━━ Records supplied
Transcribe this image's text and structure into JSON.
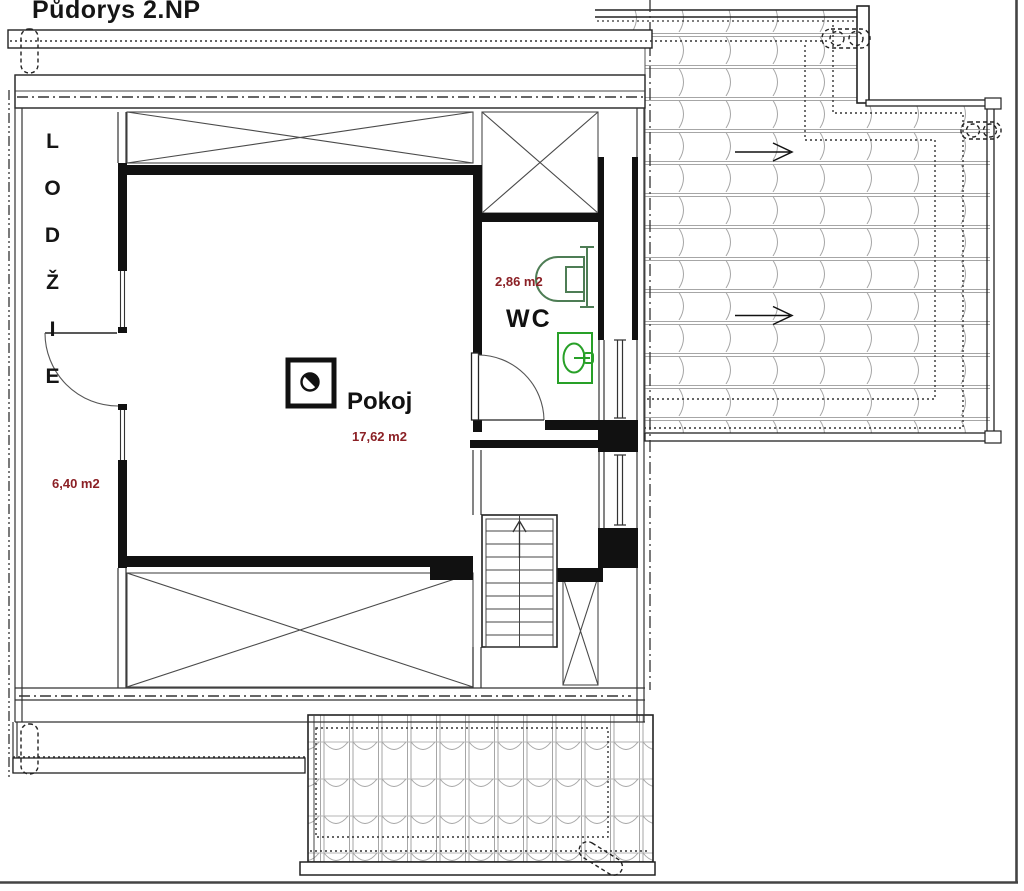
{
  "title": "Půdorys 2.NP",
  "rooms": {
    "loggia": {
      "name": "LODŽIE",
      "area": "6,40 m2"
    },
    "pokoj": {
      "name": "Pokoj",
      "area": "17,62 m2"
    },
    "wc": {
      "name": "WC",
      "area": "2,86 m2"
    }
  },
  "symbols": {
    "toilet_icon": "toilet-plan-symbol",
    "sink_icon": "washbasin-plan-symbol",
    "stairs_icon": "staircase-up-arrow",
    "roof_slope_arrow": "→",
    "chimney_icon": "chimney-flue-square",
    "vent_icon": "dashed-chimney-vent"
  },
  "colors": {
    "wall": "#111111",
    "thin_line": "#333333",
    "tile_line": "#a0a0a0",
    "area_label": "#8b2025",
    "toilet_green": "#4e7d55",
    "sink_green": "#28a028"
  }
}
━━━━
Aim of the exercise
Give every line back word for word and leave the pictures out.

Output of the task
Transcribe this image's text and structure into JSON.
{
  "title": "Půdorys 2.NP",
  "rooms": {
    "loggia": {
      "name": "LODŽIE",
      "area": "6,40 m2"
    },
    "pokoj": {
      "name": "Pokoj",
      "area": "17,62 m2"
    },
    "wc": {
      "name": "WC",
      "area": "2,86 m2"
    }
  },
  "symbols": {
    "toilet_icon": "toilet-plan-symbol",
    "sink_icon": "washbasin-plan-symbol",
    "stairs_icon": "staircase-up-arrow",
    "roof_slope_arrow": "→",
    "chimney_icon": "chimney-flue-square",
    "vent_icon": "dashed-chimney-vent"
  },
  "colors": {
    "wall": "#111111",
    "thin_line": "#333333",
    "tile_line": "#a0a0a0",
    "area_label": "#8b2025",
    "toilet_green": "#4e7d55",
    "sink_green": "#28a028"
  }
}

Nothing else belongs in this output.